* Passage to read
------------------------------------------------------------------------
Lexing - Create a Static Analyser in Rust

It's always nice to add doc-comments so rustdoc knows what this module does.


# #![allow(unused_variables)]
#fn main() {
//! Module for performing lexical analysis on source code.
#}

Before anything else, lets import some things we'll require.


# #![allow(unused_variables)]
#fn main() {
use std::str;
use codemap::Span;
use errors::*;
#}

A lexer's job is to turn normal strings (which a human can read) into something more computer-friendly called a Token. In this crate, a Token will be comprised of a Span (more about that later), and a TokenKind which lets us know which type of token we are dealing with. A TokenKind can be multiple different types representing multiple different things, so it makes sense to use a Rust enum here.


# #![allow(unused_variables)]
#fn main() {
/// Any valid token in the Delphi programming language.
#[derive(Debug, Clone, PartialEq, Serialize, Deserialize)]
#[allow(missing_docs)]
#[serde(tag = "type")]
pub enum TokenKind {
    Integer(usize),
    Decimal(f64),
    Identifier(String),
    QuotedString(String),
    Asterisk,
    At, 
    Carat, 
    CloseParen, 
    CloseSquare, 
    Colon,
    Dot, 
    End,
    Equals,
    Minus, 
    OpenParen, 
    OpenSquare, 
    Plus,
    Semicolon,
    Slash,
}
#}

We'll also want to implement some helpers to make conversion more ergonomic.


# #![allow(unused_variables)]
#fn main() {
impl From<String> for TokenKind {
    fn from(other: String) -> TokenKind {
        TokenKind::Identifier(other)
    }
}

impl<'a> From<&'a str> for TokenKind {
    fn from(other: &'a str) -> TokenKind {
        TokenKind::Identifier(other.to_string())
    }
}

impl From<usize> for TokenKind {
    fn from(other: usize) -> TokenKind {
        TokenKind::Integer(other)
    }
}

impl From<f64> for TokenKind {
    fn from(other: f64) -> TokenKind {
        TokenKind::Decimal(other)
    }
}
#}

To make things easy, we'll break tokenizing up into little functions which take some string slice (&str) and spit out either a token or an error.


# #![allow(unused_variables)]
#fn main() {
fn tokenize_ident(data: &str) -> Result<(TokenKind, usize)> {
    // identifiers can't start with a number
    match data.chars().next() {
        Some(ch) if ch.is_digit(10) => bail!("Identifiers can't start with a number"),
        None => bail!(ErrorKind::UnexpectedEOF),
        _ => {},
    }

    let (got, bytes_read) = take_while(data, |ch| ch == '_' || ch.is_alphanumeric())?;

    // TODO: Recognise keywords using a `match` statement here.
------------------------------------------------------------------------
* Given data
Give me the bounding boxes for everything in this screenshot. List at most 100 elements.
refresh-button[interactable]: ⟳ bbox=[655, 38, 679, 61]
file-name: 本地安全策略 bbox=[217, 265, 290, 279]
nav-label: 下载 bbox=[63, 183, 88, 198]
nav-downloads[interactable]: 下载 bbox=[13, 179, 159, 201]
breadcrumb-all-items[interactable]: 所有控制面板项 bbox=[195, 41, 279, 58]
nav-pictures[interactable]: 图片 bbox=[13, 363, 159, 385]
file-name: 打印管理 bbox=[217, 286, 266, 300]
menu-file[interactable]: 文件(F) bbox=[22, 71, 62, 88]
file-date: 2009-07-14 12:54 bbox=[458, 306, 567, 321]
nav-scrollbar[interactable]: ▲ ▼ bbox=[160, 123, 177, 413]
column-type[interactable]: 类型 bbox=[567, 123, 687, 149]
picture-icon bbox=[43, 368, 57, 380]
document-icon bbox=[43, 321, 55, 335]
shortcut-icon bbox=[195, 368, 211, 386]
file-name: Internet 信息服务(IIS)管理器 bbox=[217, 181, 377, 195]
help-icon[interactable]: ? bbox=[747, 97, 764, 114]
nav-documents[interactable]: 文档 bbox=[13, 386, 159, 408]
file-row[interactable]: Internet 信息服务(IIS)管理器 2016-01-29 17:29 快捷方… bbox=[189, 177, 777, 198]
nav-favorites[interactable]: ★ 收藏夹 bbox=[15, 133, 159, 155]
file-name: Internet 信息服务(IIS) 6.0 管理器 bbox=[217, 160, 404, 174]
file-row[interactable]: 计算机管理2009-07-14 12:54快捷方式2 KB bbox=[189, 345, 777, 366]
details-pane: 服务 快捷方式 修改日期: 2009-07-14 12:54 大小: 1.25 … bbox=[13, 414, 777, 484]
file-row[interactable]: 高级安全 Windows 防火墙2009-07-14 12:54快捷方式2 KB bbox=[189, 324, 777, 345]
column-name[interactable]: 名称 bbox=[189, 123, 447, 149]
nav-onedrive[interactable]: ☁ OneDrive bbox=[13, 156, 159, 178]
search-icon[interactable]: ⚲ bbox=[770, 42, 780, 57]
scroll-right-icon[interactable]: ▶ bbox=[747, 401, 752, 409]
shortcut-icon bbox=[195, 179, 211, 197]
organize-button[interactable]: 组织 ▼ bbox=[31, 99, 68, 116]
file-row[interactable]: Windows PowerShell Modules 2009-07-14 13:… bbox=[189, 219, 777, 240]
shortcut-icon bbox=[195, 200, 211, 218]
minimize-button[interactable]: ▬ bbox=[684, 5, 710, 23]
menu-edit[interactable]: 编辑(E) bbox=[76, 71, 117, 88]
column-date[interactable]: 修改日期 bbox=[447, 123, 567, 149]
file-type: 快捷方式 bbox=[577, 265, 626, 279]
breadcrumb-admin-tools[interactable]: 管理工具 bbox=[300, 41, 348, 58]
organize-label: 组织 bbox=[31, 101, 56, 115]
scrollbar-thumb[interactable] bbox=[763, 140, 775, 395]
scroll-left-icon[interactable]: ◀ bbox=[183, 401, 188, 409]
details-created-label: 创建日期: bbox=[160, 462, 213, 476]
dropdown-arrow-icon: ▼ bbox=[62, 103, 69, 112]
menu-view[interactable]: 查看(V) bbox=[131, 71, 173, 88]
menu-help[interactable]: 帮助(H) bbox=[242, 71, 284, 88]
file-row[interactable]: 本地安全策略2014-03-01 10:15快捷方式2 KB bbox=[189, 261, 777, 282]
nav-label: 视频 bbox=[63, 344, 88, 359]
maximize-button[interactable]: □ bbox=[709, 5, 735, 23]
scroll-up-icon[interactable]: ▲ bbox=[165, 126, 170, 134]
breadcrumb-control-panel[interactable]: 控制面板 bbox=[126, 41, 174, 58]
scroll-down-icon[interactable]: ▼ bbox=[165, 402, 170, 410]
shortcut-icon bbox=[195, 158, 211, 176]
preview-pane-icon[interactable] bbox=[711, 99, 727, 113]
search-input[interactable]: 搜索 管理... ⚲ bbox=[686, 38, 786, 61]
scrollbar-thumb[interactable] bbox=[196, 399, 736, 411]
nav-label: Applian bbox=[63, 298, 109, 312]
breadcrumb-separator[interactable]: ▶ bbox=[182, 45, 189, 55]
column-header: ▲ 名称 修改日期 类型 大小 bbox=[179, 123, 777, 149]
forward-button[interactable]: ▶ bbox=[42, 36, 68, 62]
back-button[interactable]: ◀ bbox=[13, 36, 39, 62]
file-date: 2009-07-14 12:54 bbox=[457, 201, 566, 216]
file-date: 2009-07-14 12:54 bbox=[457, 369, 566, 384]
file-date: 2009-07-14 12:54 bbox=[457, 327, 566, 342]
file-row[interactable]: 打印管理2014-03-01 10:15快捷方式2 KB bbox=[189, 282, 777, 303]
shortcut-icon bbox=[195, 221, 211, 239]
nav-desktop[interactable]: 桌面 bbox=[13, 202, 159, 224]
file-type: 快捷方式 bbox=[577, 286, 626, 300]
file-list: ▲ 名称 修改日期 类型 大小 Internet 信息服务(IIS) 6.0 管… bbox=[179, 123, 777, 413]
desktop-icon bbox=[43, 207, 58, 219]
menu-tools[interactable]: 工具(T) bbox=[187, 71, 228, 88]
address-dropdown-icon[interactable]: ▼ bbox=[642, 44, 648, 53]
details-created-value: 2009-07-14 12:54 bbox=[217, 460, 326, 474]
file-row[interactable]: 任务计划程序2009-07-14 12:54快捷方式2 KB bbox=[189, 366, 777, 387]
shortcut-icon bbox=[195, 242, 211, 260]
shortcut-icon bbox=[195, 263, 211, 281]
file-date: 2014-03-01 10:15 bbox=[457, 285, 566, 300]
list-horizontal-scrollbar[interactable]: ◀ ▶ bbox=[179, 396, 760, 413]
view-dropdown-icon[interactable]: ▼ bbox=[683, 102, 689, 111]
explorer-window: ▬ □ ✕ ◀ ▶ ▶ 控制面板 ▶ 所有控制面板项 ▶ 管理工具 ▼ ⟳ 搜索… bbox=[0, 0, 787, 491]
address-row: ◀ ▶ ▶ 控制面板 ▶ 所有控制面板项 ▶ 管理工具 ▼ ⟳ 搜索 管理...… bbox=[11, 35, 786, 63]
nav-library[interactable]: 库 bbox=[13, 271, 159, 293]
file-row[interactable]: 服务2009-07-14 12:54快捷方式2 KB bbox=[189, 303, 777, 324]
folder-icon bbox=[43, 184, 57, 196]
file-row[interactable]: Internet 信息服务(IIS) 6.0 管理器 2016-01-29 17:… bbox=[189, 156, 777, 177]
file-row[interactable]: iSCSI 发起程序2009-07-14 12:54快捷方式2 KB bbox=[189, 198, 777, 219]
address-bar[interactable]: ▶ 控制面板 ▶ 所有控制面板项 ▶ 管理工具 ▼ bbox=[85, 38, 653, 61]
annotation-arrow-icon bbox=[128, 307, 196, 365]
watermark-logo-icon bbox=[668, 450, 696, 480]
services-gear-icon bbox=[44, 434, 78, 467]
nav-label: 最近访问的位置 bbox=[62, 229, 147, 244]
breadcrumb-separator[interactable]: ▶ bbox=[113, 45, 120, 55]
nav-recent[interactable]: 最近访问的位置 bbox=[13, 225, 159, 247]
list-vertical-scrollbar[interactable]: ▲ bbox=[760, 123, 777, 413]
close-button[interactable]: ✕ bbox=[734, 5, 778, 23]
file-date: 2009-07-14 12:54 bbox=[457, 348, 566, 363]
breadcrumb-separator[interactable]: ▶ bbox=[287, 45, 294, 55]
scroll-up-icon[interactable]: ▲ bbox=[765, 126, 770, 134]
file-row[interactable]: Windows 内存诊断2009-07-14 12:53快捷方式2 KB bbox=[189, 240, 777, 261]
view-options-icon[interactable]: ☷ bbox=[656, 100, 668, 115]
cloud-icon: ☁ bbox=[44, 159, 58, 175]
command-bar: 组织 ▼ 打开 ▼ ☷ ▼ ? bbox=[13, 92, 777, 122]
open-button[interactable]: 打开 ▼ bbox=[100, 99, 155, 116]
------------------------------------------------------------------------
* Tasks to complete
(a) In the page on lexing in Rust, what two things will a Token be comprised of in this crate?
(b) Write out the records word for word, starting at their first line and ending at the line that contains "nav-downloads[interactable]: 下载 bbox=[13, 179, 159, 201]", with both of those lines included.
The text and the records are unrelated to one another.

* Outputs by task
(a) A Token will be comprised of a Span and a TokenKind.

(b)
Give me the bounding boxes for everything in this screenshot. List at most 100 elements.
refresh-button[interactable]: ⟳ bbox=[655, 38, 679, 61]
file-name: 本地安全策略 bbox=[217, 265, 290, 279]
nav-label: 下载 bbox=[63, 183, 88, 198]
nav-downloads[interactable]: 下载 bbox=[13, 179, 159, 201]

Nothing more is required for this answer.